_What you need to do:_ Collect every line of the records below that contains the word "title".

>> begin

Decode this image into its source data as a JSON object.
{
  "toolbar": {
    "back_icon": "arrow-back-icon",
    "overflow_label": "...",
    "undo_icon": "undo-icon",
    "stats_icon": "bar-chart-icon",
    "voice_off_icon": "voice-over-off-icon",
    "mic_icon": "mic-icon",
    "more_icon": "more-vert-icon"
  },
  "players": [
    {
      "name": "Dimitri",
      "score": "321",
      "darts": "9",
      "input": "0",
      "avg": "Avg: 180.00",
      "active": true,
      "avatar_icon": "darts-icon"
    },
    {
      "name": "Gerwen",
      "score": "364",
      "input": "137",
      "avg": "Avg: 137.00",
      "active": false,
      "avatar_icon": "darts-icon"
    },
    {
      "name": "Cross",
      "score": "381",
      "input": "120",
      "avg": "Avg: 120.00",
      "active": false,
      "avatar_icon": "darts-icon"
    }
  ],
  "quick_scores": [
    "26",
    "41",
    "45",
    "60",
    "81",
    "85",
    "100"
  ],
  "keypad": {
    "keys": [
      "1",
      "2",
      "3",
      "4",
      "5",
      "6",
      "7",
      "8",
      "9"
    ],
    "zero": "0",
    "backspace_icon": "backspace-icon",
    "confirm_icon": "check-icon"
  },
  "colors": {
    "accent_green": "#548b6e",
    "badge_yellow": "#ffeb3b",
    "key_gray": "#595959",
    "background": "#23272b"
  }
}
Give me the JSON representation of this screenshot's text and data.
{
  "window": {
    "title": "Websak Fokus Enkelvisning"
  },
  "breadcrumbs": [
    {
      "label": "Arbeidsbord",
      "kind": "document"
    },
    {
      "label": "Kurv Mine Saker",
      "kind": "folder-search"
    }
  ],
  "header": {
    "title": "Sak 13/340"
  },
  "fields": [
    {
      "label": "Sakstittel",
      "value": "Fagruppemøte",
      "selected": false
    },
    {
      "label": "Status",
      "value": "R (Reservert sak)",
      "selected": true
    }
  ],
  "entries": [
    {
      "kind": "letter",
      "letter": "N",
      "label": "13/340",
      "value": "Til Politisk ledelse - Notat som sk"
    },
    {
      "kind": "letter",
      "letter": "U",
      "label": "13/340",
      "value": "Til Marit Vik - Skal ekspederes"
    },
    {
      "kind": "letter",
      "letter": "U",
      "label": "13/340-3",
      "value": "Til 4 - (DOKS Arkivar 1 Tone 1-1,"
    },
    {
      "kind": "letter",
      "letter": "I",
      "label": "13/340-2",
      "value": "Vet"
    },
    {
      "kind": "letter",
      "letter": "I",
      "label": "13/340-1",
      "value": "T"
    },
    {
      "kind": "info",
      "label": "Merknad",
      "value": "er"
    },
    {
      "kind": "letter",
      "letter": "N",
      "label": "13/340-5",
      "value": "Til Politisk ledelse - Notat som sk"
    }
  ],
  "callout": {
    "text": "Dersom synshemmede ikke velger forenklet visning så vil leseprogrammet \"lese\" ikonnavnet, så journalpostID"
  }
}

>> end

_Finished task:_
    "title": "Websak Fokus Enkelvisning"
    "title": "Sak 13/340"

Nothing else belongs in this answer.